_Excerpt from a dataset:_
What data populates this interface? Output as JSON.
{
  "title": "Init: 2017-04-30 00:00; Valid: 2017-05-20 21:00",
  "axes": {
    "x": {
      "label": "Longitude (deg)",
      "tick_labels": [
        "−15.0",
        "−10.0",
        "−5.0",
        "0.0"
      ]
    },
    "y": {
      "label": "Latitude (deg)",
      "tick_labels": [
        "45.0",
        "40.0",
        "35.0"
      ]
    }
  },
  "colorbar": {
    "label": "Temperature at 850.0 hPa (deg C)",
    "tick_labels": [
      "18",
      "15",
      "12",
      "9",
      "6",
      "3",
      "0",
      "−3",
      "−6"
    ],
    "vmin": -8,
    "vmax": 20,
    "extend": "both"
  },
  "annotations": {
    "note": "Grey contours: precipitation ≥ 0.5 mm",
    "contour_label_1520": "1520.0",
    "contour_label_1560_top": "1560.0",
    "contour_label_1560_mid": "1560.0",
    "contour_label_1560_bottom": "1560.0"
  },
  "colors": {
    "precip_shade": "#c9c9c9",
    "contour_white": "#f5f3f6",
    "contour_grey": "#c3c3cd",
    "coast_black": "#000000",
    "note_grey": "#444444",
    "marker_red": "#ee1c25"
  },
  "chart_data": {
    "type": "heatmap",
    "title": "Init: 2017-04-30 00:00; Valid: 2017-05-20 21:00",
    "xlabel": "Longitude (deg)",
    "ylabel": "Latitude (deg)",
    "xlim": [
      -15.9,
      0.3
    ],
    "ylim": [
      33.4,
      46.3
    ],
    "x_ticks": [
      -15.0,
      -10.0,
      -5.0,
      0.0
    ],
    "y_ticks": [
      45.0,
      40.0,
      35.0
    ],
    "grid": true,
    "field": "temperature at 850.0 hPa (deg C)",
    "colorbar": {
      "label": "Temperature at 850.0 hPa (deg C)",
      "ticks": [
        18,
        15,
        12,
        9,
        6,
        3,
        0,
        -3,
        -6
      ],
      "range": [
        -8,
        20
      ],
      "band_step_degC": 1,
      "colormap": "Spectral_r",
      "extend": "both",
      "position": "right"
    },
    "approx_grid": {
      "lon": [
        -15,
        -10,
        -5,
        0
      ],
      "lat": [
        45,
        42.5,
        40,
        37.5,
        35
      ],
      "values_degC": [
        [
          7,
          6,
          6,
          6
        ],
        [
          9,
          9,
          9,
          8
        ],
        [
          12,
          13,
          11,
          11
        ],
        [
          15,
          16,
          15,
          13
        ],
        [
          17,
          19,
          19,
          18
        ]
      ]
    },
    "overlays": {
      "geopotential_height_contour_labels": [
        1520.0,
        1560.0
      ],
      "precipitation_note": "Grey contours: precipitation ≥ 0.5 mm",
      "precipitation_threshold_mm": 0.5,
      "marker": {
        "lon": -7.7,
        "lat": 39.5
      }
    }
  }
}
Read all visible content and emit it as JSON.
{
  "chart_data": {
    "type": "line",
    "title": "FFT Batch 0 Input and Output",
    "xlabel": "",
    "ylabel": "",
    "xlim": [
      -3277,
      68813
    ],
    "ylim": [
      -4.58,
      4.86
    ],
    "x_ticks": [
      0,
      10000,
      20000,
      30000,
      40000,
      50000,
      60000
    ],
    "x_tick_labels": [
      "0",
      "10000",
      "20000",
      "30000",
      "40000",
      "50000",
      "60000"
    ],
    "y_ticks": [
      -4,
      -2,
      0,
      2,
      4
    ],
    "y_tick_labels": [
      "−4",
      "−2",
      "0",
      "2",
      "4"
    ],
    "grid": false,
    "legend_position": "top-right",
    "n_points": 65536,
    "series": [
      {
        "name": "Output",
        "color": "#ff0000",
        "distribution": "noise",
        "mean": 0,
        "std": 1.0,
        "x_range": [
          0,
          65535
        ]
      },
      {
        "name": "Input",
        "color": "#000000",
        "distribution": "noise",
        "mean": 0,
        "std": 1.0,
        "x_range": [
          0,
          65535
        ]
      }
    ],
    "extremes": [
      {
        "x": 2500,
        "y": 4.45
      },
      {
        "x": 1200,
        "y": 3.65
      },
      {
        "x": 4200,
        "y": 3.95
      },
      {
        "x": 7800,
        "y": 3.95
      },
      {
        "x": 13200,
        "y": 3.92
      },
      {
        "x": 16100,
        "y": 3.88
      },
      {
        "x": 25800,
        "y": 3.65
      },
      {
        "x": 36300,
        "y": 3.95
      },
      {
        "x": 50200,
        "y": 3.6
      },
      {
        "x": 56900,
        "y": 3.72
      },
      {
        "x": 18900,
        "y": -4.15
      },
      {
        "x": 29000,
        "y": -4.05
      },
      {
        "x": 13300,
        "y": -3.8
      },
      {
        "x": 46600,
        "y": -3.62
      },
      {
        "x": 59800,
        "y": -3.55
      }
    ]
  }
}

_Exercise task:_ Write down all the entries again without a single difference.

_Answer for the task:_
What data populates this interface? Output as JSON.
{
  "title": "Init: 2017-04-30 00:00; Valid: 2017-05-20 21:00",
  "axes": {
    "x": {
      "label": "Longitude (deg)",
      "tick_labels": [
        "−15.0",
        "−10.0",
        "−5.0",
        "0.0"
      ]
    },
    "y": {
      "label": "Latitude (deg)",
      "tick_labels": [
        "45.0",
        "40.0",
        "35.0"
      ]
    }
  },
  "colorbar": {
    "label": "Temperature at 850.0 hPa (deg C)",
    "tick_labels": [
      "18",
      "15",
      "12",
      "9",
      "6",
      "3",
      "0",
      "−3",
      "−6"
    ],
    "vmin": -8,
    "vmax": 20,
    "extend": "both"
  },
  "annotations": {
    "note": "Grey contours: precipitation ≥ 0.5 mm",
    "contour_label_1520": "1520.0",
    "contour_label_1560_top": "1560.0",
    "contour_label_1560_mid": "1560.0",
    "contour_label_1560_bottom": "1560.0"
  },
  "colors": {
    "precip_shade": "#c9c9c9",
    "contour_white": "#f5f3f6",
    "contour_grey": "#c3c3cd",
    "coast_black": "#000000",
    "note_grey": "#444444",
    "marker_red": "#ee1c25"
  },
  "chart_data": {
    "type": "heatmap",
    "title": "Init: 2017-04-30 00:00; Valid: 2017-05-20 21:00",
    "xlabel": "Longitude (deg)",
    "ylabel": "Latitude (deg)",
    "xlim": [
      -15.9,
      0.3
    ],
    "ylim": [
      33.4,
      46.3
    ],
    "x_ticks": [
      -15.0,
      -10.0,
      -5.0,
      0.0
    ],
    "y_ticks": [
      45.0,
      40.0,
      35.0
    ],
    "grid": true,
    "field": "temperature at 850.0 hPa (deg C)",
    "colorbar": {
      "label": "Temperature at 850.0 hPa (deg C)",
      "ticks": [
        18,
        15,
        12,
        9,
        6,
        3,
        0,
        -3,
        -6
      ],
      "range": [
        -8,
        20
      ],
      "band_step_degC": 1,
      "colormap": "Spectral_r",
      "extend": "both",
      "position": "right"
    },
    "approx_grid": {
      "lon": [
        -15,
        -10,
        -5,
        0
      ],
      "lat": [
        45,
        42.5,
        40,
        37.5,
        35
      ],
      "values_degC": [
        [
          7,
          6,
          6,
          6
        ],
        [
          9,
          9,
          9,
          8
        ],
        [
          12,
          13,
          11,
          11
        ],
        [
          15,
          16,
          15,
          13
        ],
        [
          17,
          19,
          19,
          18
        ]
      ]
    },
    "overlays": {
      "geopotential_height_contour_labels": [
        1520.0,
        1560.0
      ],
      "precipitation_note": "Grey contours: precipitation ≥ 0.5 mm",
      "precipitation_threshold_mm": 0.5,
      "marker": {
        "lon": -7.7,
        "lat": 39.5
      }
    }
  }
}
Read all visible content and emit it as JSON.
{
  "chart_data": {
    "type": "line",
    "title": "FFT Batch 0 Input and Output",
    "xlabel": "",
    "ylabel": "",
    "xlim": [
      -3277,
      68813
    ],
    "ylim": [
      -4.58,
      4.86
    ],
    "x_ticks": [
      0,
      10000,
      20000,
      30000,
      40000,
      50000,
      60000
    ],
    "x_tick_labels": [
      "0",
      "10000",
      "20000",
      "30000",
      "40000",
      "50000",
      "60000"
    ],
    "y_ticks": [
      -4,
      -2,
      0,
      2,
      4
    ],
    "y_tick_labels": [
      "−4",
      "−2",
      "0",
      "2",
      "4"
    ],
    "grid": false,
    "legend_position": "top-right",
    "n_points": 65536,
    "series": [
      {
        "name": "Output",
        "color": "#ff0000",
        "distribution": "noise",
        "mean": 0,
        "std": 1.0,
        "x_range": [
          0,
          65535
        ]
      },
      {
        "name": "Input",
        "color": "#000000",
        "distribution": "noise",
        "mean": 0,
        "std": 1.0,
        "x_range": [
          0,
          65535
        ]
      }
    ],
    "extremes": [
      {
        "x": 2500,
        "y": 4.45
      },
      {
        "x": 1200,
        "y": 3.65
      },
      {
        "x": 4200,
        "y": 3.95
      },
      {
        "x": 7800,
        "y": 3.95
      },
      {
        "x": 13200,
        "y": 3.92
      },
      {
        "x": 16100,
        "y": 3.88
      },
      {
        "x": 25800,
        "y": 3.65
      },
      {
        "x": 36300,
        "y": 3.95
      },
      {
        "x": 50200,
        "y": 3.6
      },
      {
        "x": 56900,
        "y": 3.72
      },
      {
        "x": 18900,
        "y": -4.15
      },
      {
        "x": 29000,
        "y": -4.05
      },
      {
        "x": 13300,
        "y": -3.8
      },
      {
        "x": 46600,
        "y": -3.62
      },
      {
        "x": 59800,
        "y": -3.55
      }
    ]
  }
}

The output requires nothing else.